- **抜粋本文**

»»

説明

管継手

【課題】管継手の外周に不要な外周線を形成することなく、被保持部を構成する。
【解決手段】第1筒部12の外周面でスライド溝12Aよりも他端B側には、被保持部33が構成されている。被保持部33は、周方向に互いに対向する位置で、外周線30と軸方向に異なる位置に一対のみ構成されている。被保持部33は、平坦部34と傾斜部35とで構成されている。平坦部34は、第1筒部12の外周よりも径方向内側に形成され、一対の平坦部34が互いに平行に配置される平坦面で構成されている。傾斜部35は、平坦部34の軸方向端部34Eから第1筒部12の外周面に向かって大径となるように軸方向に傾斜された傾斜面で構成されている。

【発明の詳細な説明】
【技術分野】
【0001】
本発明は、給水・給湯用などの配管を行った後、配管の下流側末端部に接続して、水漏れのテスト等を行うための管継手に関する。
【背景技術】
【0002】
近年、給水、給湯用などの配管に樹脂製の管が用いられている。樹脂製の管は、軽量で扱いやすく、金属管のように錆びも発生しないという利点を有している。また、樹脂製の管を接続するために、ワンタッチで接続可能な継手も用いられており、簡易に施工を行うことが可能となっている。

««

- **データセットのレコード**
»»

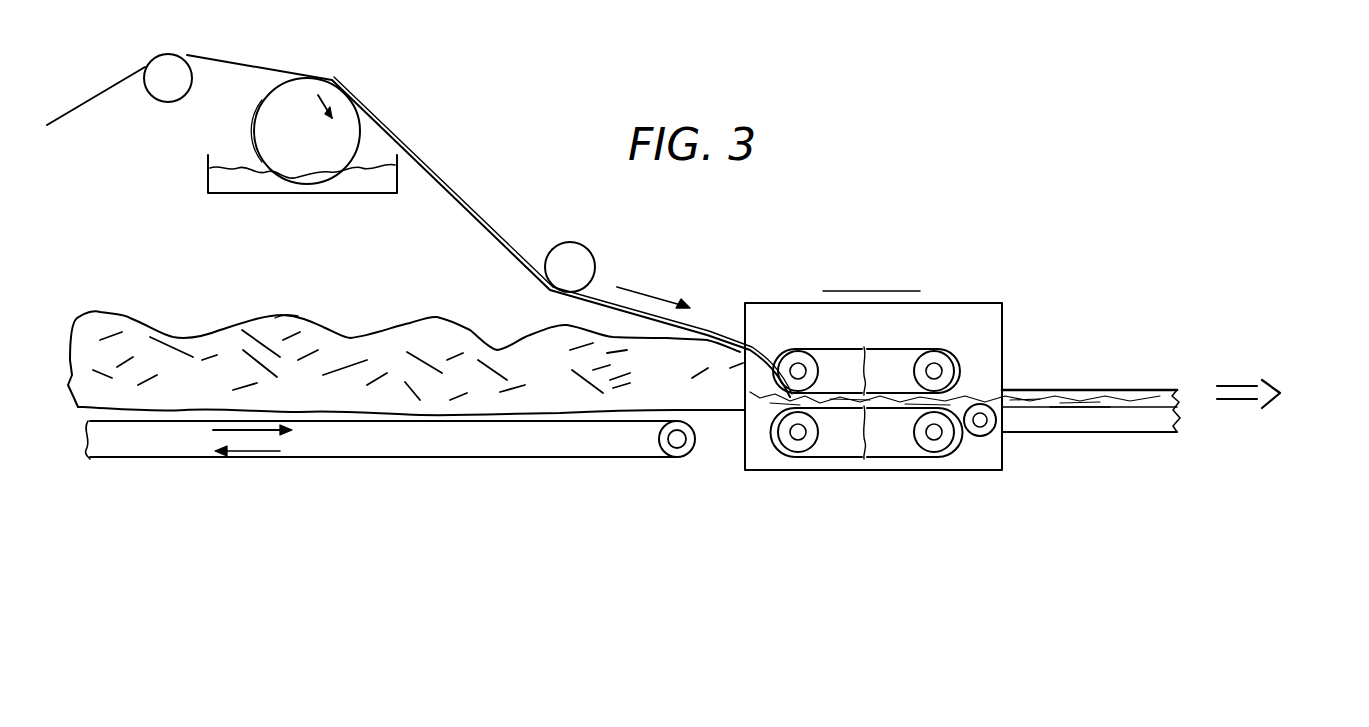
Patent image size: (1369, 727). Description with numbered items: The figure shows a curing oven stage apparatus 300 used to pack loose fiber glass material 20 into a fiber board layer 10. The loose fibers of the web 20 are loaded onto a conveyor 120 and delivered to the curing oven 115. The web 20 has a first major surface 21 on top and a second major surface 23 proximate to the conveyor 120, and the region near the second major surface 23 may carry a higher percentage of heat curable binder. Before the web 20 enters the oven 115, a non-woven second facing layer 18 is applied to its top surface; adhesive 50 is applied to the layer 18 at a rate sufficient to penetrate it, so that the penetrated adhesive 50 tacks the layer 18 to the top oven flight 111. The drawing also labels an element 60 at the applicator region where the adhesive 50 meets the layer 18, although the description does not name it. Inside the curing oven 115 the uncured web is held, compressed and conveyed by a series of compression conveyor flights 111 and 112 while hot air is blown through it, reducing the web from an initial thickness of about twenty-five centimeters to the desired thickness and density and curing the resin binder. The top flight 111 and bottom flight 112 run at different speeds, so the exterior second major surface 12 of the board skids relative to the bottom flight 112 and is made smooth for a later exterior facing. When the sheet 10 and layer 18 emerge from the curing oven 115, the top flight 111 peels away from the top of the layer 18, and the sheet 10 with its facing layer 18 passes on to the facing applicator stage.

The apparatus 300 is at (648, 617).
The second facing layer 18 is at (223, 62).
The applicator roller 60 is at (266, 137).
The adhesive 50 is at (246, 184).
The loose fiber glass material 20 is at (348, 340).
The first major surface 21 is at (287, 315).
The second major surface 23 is at (290, 407).
The conveyor 120 is at (378, 461).
The curing oven 115 is at (940, 300).
The top oven flight 111 is at (893, 347).
The bottom flight 112 is at (897, 458).
The fiber board layer 10 is at (1140, 407).
The second major surface 12 is at (1070, 407).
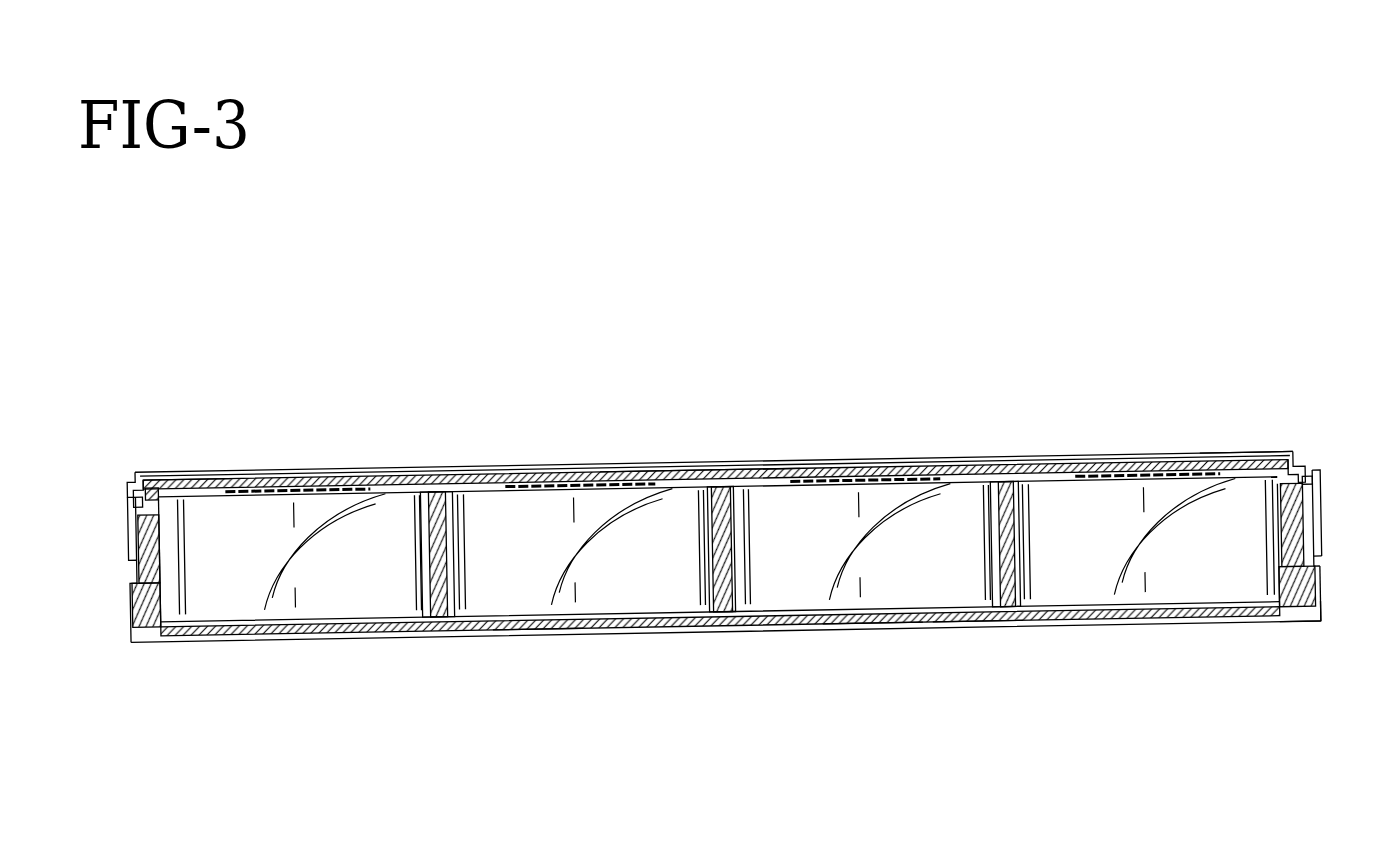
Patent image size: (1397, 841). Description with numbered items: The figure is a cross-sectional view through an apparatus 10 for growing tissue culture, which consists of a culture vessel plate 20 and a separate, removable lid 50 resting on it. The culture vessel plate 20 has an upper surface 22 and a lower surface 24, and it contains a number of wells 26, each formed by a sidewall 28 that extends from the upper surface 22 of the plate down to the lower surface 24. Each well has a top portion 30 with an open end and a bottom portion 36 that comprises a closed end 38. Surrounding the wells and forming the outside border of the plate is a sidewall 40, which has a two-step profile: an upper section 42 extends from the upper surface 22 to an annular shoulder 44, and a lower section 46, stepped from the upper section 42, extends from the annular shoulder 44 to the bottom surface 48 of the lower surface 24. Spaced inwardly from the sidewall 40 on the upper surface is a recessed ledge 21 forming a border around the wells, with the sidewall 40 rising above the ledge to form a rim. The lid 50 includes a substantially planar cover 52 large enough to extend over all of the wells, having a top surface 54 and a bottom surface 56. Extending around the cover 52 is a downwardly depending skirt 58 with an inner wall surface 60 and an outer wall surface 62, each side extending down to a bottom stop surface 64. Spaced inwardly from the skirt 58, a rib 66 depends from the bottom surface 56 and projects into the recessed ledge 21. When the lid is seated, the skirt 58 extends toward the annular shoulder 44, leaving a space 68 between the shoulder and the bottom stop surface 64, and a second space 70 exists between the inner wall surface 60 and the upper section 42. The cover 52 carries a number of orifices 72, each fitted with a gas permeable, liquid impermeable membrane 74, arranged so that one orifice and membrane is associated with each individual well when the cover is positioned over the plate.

The apparatus 10 is at (1042, 212).
The culture vessel plate 20 is at (603, 650).
The recessed ledge 21 is at (1312, 455).
The upper surface 22 is at (748, 464).
The lower surface 24 is at (868, 626).
The wells 26 is at (385, 632).
The sidewall 28 is at (673, 633).
The top portion 30 is at (437, 492).
The bottom portion 36 is at (536, 632).
The closed end 38 is at (973, 613).
The sidewall 40 is at (1313, 539).
The upper section 42 is at (1327, 506).
The annular shoulder 44 is at (1307, 552).
The lower section 46 is at (1317, 602).
The bottom surface 48 is at (1320, 629).
The lid 50 is at (704, 461).
The planar cover 52 is at (399, 478).
The top surface 54 is at (192, 481).
The bottom surface 56 is at (281, 494).
The skirt 58 is at (130, 486).
The inner wall surface 60 is at (140, 534).
The outer wall surface 62 is at (127, 506).
The bottom stop surface 64 is at (128, 564).
The rib 66 is at (157, 481).
The space 68 is at (130, 584).
The second space 70 is at (1318, 535).
The orifices 72 is at (252, 491).
The gas permeable, liquid impermeable membrane 74 is at (314, 483).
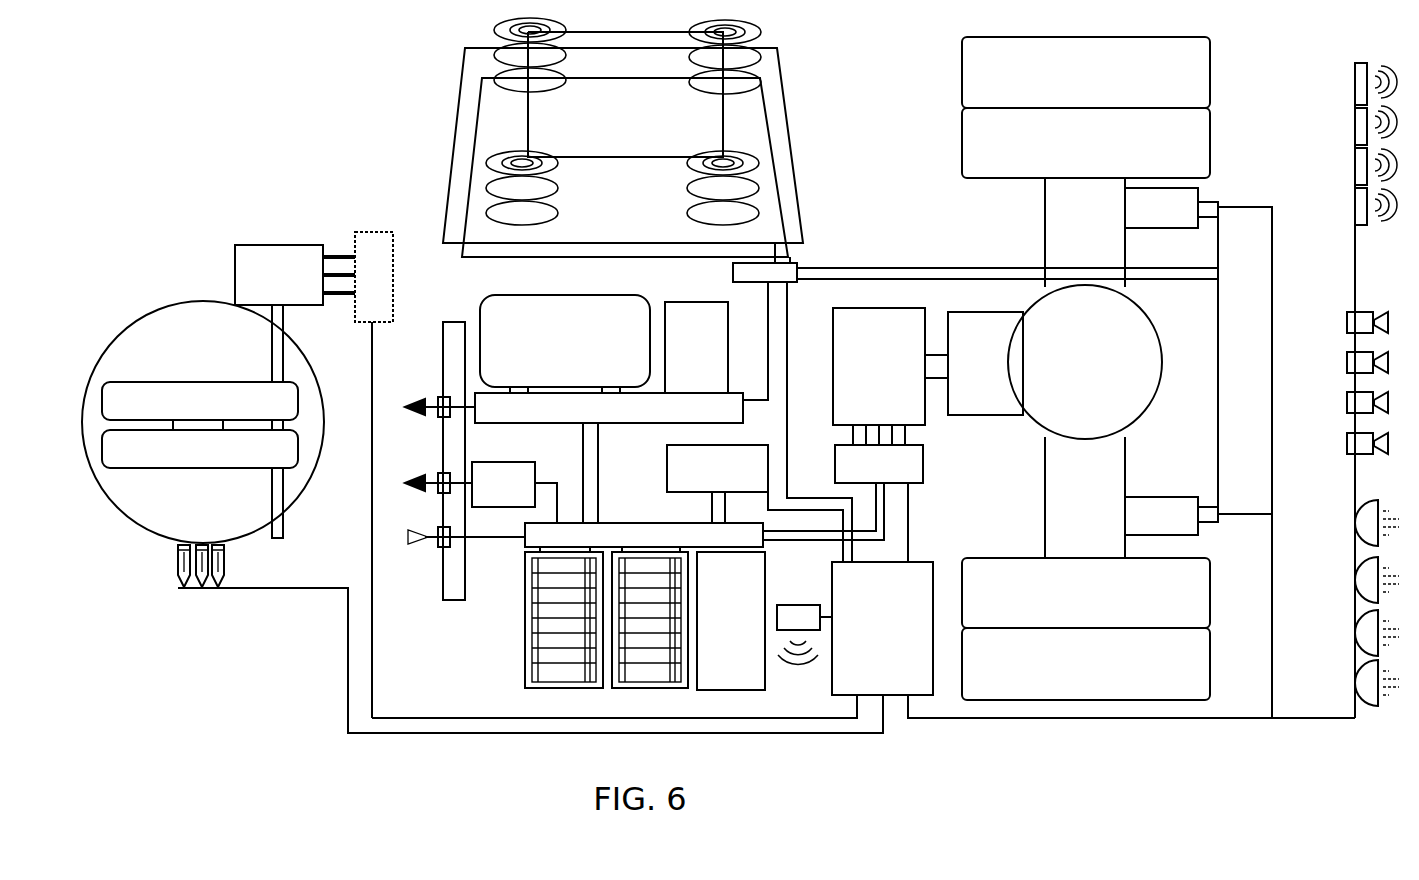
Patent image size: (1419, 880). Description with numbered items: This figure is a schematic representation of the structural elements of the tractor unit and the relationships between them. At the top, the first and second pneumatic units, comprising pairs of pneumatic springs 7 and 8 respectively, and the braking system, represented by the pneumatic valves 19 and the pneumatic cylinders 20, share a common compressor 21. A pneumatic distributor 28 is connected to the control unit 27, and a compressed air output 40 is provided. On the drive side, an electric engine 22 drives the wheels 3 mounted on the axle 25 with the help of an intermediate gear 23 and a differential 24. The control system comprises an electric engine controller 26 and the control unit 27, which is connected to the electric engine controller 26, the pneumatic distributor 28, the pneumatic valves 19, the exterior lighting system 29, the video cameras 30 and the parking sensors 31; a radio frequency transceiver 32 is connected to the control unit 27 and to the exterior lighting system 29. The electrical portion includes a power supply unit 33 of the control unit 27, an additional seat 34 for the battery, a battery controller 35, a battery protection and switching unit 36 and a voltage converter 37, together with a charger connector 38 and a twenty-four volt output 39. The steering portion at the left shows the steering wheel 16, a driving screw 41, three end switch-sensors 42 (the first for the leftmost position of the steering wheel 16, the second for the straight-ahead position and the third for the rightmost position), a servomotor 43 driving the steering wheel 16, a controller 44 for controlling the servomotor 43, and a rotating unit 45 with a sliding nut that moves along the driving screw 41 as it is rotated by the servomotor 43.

The wheels 3 is at (1086, 368).
The pneumatic springs 7 is at (538, 121).
The pneumatic springs 8 is at (704, 122).
The steering wheel 16 is at (200, 456).
The pneumatic valves 19 is at (1207, 210).
The pneumatic cylinders 20 is at (1161, 361).
The compressor 21 is at (609, 409).
The electric engine 22 is at (879, 376).
The intermediate gear 23 is at (974, 363).
The differential 24 is at (1085, 362).
The axle 25 is at (1085, 368).
The electric engine controller 26 is at (843, 503).
The control unit 27 is at (766, 647).
The pneumatic distributor 28 is at (783, 270).
The exterior lighting system 29 is at (1343, 603).
The video cameras 30 is at (1335, 383).
The parking sensors 31 is at (1340, 144).
The radio frequency transceiver 32 is at (790, 622).
The power supply unit 33 is at (755, 503).
The additional seat for the battery 34 is at (731, 621).
The battery controller 35 is at (579, 624).
The battery protection and switching unit 36 is at (605, 537).
The voltage converter 37 is at (514, 492).
The charger connector 38 is at (462, 558).
The 24 V output 39 is at (435, 501).
The compressed air output 40 is at (438, 426).
The driving screw 41 is at (277, 530).
The end switch-sensors 42 is at (201, 600).
The servomotor 43 is at (295, 275).
The controller 44 is at (372, 255).
The rotating unit 45 is at (203, 422).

««

- **作業目標**
(1) 管継手についての抜粋本文では、被保持部33はどの二つの部分で構成されているか。
(2) レコードの冒頭から「The second major surface 12」を含む行までの範囲について、「web」を「mat」に置き換え、ほかは一切変えずにもう一度書くこと。画像は答えに含めないこと。

- **解答一覧**
(1) 平坦部34と傾斜部35で構成されている。

(2)
Patent image size: (1369, 727). Description with numbered items: The figure shows a curing oven stage apparatus 300 used to pack loose fiber glass material 20 into a fiber board layer 10. The loose fibers of the mat 20 are loaded onto a conveyor 120 and delivered to the curing oven 115. The mat 20 has a first major surface 21 on top and a second major surface 23 proximate to the conveyor 120, and the region near the second major surface 23 may carry a higher percentage of heat curable binder. Before the mat 20 enters the oven 115, a non-woven second facing layer 18 is applied to its top surface; adhesive 50 is applied to the layer 18 at a rate sufficient to penetrate it, so that the penetrated adhesive 50 tacks the layer 18 to the top oven flight 111. The drawing also labels an element 60 at the applicator region where the adhesive 50 meets the layer 18, although the description does not name it. Inside the curing oven 115 the uncured mat is held, compressed and conveyed by a series of compression conveyor flights 111 and 112 while hot air is blown through it, reducing the mat from an initial thickness of about twenty-five centimeters to the desired thickness and density and curing the resin binder. The top flight 111 and bottom flight 112 run at different speeds, so the exterior second major surface 12 of the board skids relative to the bottom flight 112 and is made smooth for a later exterior facing. When the sheet 10 and layer 18 emerge from the curing oven 115, the top flight 111 peels away from the top of the layer 18, and the sheet 10 with its facing layer 18 passes on to the facing applicator stage.

The apparatus 300 is at (648, 617).
The second facing layer 18 is at (223, 62).
The applicator roller 60 is at (266, 137).
The adhesive 50 is at (246, 184).
The loose fiber glass material 20 is at (348, 340).
The first major surface 21 is at (287, 315).
The second major surface 23 is at (290, 407).
The conveyor 120 is at (378, 461).
The curing oven 115 is at (940, 300).
The top oven flight 111 is at (893, 347).
The bottom flight 112 is at (897, 458).
The fiber board layer 10 is at (1140, 407).
The second major surface 12 is at (1070, 407).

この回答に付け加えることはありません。